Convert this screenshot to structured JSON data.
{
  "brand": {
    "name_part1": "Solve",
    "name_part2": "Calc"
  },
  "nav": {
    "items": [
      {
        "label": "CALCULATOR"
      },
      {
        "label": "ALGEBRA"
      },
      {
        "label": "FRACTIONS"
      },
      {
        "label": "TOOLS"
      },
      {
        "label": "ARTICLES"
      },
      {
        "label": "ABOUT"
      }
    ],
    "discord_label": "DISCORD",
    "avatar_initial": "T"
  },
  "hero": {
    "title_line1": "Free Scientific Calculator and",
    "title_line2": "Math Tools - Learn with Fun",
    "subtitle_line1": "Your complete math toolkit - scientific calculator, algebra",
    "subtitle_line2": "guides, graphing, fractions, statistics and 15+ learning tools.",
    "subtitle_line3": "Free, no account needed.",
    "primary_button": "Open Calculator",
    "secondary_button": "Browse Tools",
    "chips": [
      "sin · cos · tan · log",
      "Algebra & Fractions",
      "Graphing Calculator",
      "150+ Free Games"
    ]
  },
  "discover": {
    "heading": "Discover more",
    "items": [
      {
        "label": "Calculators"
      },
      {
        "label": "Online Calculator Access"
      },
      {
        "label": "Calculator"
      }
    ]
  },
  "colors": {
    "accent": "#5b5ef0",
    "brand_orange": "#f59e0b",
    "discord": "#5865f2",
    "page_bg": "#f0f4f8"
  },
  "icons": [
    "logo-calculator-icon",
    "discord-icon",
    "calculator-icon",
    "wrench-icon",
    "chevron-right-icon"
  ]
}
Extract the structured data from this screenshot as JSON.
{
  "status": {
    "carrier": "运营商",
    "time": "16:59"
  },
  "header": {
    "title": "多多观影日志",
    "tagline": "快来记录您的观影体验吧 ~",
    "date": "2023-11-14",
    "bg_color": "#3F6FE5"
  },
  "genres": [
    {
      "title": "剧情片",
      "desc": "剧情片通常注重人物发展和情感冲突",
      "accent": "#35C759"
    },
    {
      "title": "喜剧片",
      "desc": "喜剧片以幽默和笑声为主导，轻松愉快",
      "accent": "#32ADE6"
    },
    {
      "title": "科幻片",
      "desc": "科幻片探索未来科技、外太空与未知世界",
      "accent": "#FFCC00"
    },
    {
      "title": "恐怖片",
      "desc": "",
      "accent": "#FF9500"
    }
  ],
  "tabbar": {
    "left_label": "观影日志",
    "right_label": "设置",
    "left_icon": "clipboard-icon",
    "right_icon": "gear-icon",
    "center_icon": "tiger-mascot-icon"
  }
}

◇ ◇ ◇ ◇

### To be done
Copy each record from above without leaving any out.

### Task output
Convert this screenshot to structured JSON data.
{
  "brand": {
    "name_part1": "Solve",
    "name_part2": "Calc"
  },
  "nav": {
    "items": [
      {
        "label": "CALCULATOR"
      },
      {
        "label": "ALGEBRA"
      },
      {
        "label": "FRACTIONS"
      },
      {
        "label": "TOOLS"
      },
      {
        "label": "ARTICLES"
      },
      {
        "label": "ABOUT"
      }
    ],
    "discord_label": "DISCORD",
    "avatar_initial": "T"
  },
  "hero": {
    "title_line1": "Free Scientific Calculator and",
    "title_line2": "Math Tools - Learn with Fun",
    "subtitle_line1": "Your complete math toolkit - scientific calculator, algebra",
    "subtitle_line2": "guides, graphing, fractions, statistics and 15+ learning tools.",
    "subtitle_line3": "Free, no account needed.",
    "primary_button": "Open Calculator",
    "secondary_button": "Browse Tools",
    "chips": [
      "sin · cos · tan · log",
      "Algebra & Fractions",
      "Graphing Calculator",
      "150+ Free Games"
    ]
  },
  "discover": {
    "heading": "Discover more",
    "items": [
      {
        "label": "Calculators"
      },
      {
        "label": "Online Calculator Access"
      },
      {
        "label": "Calculator"
      }
    ]
  },
  "colors": {
    "accent": "#5b5ef0",
    "brand_orange": "#f59e0b",
    "discord": "#5865f2",
    "page_bg": "#f0f4f8"
  },
  "icons": [
    "logo-calculator-icon",
    "discord-icon",
    "calculator-icon",
    "wrench-icon",
    "chevron-right-icon"
  ]
}
Extract the structured data from this screenshot as JSON.
{
  "status": {
    "carrier": "运营商",
    "time": "16:59"
  },
  "header": {
    "title": "多多观影日志",
    "tagline": "快来记录您的观影体验吧 ~",
    "date": "2023-11-14",
    "bg_color": "#3F6FE5"
  },
  "genres": [
    {
      "title": "剧情片",
      "desc": "剧情片通常注重人物发展和情感冲突",
      "accent": "#35C759"
    },
    {
      "title": "喜剧片",
      "desc": "喜剧片以幽默和笑声为主导，轻松愉快",
      "accent": "#32ADE6"
    },
    {
      "title": "科幻片",
      "desc": "科幻片探索未来科技、外太空与未知世界",
      "accent": "#FFCC00"
    },
    {
      "title": "恐怖片",
      "desc": "",
      "accent": "#FF9500"
    }
  ],
  "tabbar": {
    "left_label": "观影日志",
    "right_label": "设置",
    "left_icon": "clipboard-icon",
    "right_icon": "gear-icon",
    "center_icon": "tiger-mascot-icon"
  }
}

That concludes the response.